## 92.5 Constructing a resolution

In the Noetherian finite type case we can construct a “small” simplicial resolution for finite type ring maps.

Lemma 92.5.1. Let $A$ be a Noetherian ring. Let $A \to B$ be a finite type ring map. Let $\mathcal{A}$ be the category of $A$-algebra maps $C \to B$. Let $n \geq 0$ and let $P_\bullet$ be a simplicial object of $\mathcal{A}$ such that

1. $P_\bullet \to B$ is a trivial Kan fibration of simplicial sets,

2. $P_ k$ is finite type over $A$ for $k \leq n$,

3. $P_\bullet = \text{cosk}_ n \text{sk}_ n P_\bullet$ as simplicial objects of $\mathcal{A}$.

Then $P_{n + 1}$ is a finite type $A$-algebra.

Proof. Although the proof we give of this lemma is straightforward, it is a bit messy. To clarify the idea we explain what happens for low $n$ before giving the proof in general. For example, if $n = 0$, then (3) means that $P_1 = P_0 \times _ B P_0$. Since the ring map $P_0 \to B$ is surjective, this is of finite type over $A$ by More on Algebra, Lemma 15.5.1.

● Written problem 1
Quote the full passage on constructing a resolution verbatim.
The passage on constructing a resolution has no connection to the entries that follow it.

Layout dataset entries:
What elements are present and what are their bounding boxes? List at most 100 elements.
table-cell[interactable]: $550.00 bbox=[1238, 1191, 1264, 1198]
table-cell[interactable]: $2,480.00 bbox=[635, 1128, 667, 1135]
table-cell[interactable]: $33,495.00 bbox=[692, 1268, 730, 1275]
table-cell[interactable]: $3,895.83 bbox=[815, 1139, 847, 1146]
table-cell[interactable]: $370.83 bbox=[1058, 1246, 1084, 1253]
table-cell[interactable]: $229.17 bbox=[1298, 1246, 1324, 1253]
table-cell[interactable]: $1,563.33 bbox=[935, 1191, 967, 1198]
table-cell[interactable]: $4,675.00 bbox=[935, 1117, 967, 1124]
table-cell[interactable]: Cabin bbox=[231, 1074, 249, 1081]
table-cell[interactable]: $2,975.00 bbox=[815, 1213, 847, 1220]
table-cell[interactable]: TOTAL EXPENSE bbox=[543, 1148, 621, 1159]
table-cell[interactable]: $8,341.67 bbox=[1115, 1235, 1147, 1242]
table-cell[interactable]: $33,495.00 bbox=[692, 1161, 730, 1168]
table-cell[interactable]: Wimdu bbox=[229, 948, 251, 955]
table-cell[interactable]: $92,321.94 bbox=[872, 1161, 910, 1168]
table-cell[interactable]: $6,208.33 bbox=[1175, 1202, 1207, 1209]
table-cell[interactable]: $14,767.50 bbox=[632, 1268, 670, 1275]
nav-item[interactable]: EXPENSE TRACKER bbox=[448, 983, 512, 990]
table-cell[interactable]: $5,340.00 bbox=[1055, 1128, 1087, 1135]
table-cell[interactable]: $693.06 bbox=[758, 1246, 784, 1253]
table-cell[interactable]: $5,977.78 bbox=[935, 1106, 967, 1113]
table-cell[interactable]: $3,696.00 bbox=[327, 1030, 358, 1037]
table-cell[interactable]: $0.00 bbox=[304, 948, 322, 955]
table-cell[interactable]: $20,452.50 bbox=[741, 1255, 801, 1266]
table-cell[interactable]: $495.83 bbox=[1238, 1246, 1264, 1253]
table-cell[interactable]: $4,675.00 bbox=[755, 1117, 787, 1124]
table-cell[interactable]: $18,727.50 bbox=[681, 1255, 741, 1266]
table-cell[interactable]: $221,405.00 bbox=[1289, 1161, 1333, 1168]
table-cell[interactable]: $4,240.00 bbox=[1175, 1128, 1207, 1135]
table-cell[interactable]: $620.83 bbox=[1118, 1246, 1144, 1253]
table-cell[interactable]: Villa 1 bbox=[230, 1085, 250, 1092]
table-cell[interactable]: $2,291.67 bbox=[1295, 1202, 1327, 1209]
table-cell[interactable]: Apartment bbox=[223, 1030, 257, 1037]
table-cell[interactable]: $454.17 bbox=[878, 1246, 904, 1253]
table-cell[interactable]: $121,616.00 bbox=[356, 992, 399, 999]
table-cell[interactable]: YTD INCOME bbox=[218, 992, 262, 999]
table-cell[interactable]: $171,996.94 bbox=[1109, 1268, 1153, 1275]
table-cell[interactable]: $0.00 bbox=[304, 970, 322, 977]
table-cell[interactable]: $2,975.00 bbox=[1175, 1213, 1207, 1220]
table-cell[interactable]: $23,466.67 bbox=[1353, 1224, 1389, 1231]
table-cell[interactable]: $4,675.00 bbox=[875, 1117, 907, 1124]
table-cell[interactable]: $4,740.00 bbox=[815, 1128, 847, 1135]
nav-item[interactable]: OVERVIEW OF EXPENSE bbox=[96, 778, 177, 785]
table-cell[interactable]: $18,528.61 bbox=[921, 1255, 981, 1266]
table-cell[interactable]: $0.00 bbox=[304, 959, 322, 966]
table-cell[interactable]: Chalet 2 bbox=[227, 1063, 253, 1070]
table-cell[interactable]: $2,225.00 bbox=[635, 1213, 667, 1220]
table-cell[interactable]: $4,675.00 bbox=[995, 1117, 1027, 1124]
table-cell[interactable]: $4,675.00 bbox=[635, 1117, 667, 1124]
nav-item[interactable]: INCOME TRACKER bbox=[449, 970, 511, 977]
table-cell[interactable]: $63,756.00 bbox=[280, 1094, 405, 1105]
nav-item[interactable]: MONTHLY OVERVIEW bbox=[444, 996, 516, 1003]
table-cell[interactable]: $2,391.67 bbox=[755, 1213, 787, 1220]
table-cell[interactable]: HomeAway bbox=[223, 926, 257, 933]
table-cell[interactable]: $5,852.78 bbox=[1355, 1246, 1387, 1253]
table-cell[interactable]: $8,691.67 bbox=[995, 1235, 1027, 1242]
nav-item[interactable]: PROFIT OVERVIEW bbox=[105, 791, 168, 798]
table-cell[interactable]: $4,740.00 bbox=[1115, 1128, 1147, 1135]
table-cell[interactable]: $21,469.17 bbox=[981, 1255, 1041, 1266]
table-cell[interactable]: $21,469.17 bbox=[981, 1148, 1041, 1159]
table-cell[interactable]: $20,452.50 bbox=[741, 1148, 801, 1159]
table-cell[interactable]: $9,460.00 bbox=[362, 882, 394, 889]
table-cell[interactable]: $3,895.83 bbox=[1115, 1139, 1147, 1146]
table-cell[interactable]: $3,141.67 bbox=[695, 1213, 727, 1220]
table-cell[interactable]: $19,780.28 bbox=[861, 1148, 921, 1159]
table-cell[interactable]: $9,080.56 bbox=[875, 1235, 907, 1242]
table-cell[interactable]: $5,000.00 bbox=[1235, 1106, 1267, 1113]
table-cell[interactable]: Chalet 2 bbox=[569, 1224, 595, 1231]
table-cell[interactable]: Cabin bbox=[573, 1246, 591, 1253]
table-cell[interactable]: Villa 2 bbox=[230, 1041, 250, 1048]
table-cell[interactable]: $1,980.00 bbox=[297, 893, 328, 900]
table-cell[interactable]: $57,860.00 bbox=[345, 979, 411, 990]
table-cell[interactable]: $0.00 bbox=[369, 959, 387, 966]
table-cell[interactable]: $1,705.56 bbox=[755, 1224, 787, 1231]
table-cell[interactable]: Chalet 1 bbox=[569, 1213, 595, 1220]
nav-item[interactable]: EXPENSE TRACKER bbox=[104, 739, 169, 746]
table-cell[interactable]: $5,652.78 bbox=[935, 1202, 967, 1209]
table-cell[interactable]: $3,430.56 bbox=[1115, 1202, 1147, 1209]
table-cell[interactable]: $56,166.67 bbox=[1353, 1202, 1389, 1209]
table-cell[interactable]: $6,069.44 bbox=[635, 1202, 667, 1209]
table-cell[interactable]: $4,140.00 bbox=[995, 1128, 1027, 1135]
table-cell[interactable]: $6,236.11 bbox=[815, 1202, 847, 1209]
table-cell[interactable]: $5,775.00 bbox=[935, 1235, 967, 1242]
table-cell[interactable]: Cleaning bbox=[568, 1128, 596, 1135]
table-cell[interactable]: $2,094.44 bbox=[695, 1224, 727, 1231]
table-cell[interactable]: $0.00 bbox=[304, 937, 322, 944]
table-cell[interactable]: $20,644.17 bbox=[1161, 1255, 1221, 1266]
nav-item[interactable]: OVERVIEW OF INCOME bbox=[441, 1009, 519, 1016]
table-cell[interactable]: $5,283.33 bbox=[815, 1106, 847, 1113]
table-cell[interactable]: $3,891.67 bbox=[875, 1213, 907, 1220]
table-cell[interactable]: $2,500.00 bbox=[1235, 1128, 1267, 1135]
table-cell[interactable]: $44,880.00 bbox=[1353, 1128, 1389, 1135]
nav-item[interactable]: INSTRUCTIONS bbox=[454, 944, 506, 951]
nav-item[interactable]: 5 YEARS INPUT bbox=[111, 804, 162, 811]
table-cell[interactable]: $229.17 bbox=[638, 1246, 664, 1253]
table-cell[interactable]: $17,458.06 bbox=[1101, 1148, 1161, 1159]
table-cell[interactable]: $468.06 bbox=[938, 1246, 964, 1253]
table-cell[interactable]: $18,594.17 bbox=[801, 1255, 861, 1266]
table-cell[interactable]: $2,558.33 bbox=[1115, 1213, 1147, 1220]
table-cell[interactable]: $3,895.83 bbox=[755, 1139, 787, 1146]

● Written problem 2
Print the layout dataset entries starting at the first line of the entries and ending at the line containing "table-cell[interactable]: $2,975.00 bbox=[815, 1213, 847, 1220]", including both of those lines.

● Solution 1
## 92.5 Constructing a resolution

In the Noetherian finite type case we can construct a “small” simplicial resolution for finite type ring maps.

Lemma 92.5.1. Let $A$ be a Noetherian ring. Let $A \to B$ be a finite type ring map. Let $\mathcal{A}$ be the category of $A$-algebra maps $C \to B$. Let $n \geq 0$ and let $P_\bullet$ be a simplicial object of $\mathcal{A}$ such that

1. $P_\bullet \to B$ is a trivial Kan fibration of simplicial sets,

2. $P_ k$ is finite type over $A$ for $k \leq n$,

3. $P_\bullet = \text{cosk}_ n \text{sk}_ n P_\bullet$ as simplicial objects of $\mathcal{A}$.

Then $P_{n + 1}$ is a finite type $A$-algebra.

Proof. Although the proof we give of this lemma is straightforward, it is a bit messy. To clarify the idea we explain what happens for low $n$ before giving the proof in general. For example, if $n = 0$, then (3) means that $P_1 = P_0 \times _ B P_0$. Since the ring map $P_0 \to B$ is surjective, this is of finite type over $A$ by More on Algebra, Lemma 15.5.1.

● Solution 2
What elements are present and what are their bounding boxes? List at most 100 elements.
table-cell[interactable]: $550.00 bbox=[1238, 1191, 1264, 1198]
table-cell[interactable]: $2,480.00 bbox=[635, 1128, 667, 1135]
table-cell[interactable]: $33,495.00 bbox=[692, 1268, 730, 1275]
table-cell[interactable]: $3,895.83 bbox=[815, 1139, 847, 1146]
table-cell[interactable]: $370.83 bbox=[1058, 1246, 1084, 1253]
table-cell[interactable]: $229.17 bbox=[1298, 1246, 1324, 1253]
table-cell[interactable]: $1,563.33 bbox=[935, 1191, 967, 1198]
table-cell[interactable]: $4,675.00 bbox=[935, 1117, 967, 1124]
table-cell[interactable]: Cabin bbox=[231, 1074, 249, 1081]
table-cell[interactable]: $2,975.00 bbox=[815, 1213, 847, 1220]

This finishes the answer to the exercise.